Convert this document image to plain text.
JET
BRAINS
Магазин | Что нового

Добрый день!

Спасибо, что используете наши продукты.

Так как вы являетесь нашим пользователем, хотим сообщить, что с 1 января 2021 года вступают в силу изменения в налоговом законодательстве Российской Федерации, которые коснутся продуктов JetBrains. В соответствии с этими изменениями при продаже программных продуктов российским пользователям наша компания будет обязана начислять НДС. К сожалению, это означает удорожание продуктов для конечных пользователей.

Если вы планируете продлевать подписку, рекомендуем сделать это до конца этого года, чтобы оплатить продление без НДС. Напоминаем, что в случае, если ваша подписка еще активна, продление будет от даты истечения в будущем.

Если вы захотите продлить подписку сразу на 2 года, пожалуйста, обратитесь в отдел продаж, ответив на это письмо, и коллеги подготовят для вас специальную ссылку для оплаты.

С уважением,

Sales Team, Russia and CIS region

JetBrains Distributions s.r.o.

REQUIRED TASK:
Count how many lines contain "Если" and give only that count.

RESPONSE TO THE EXERCISE:
2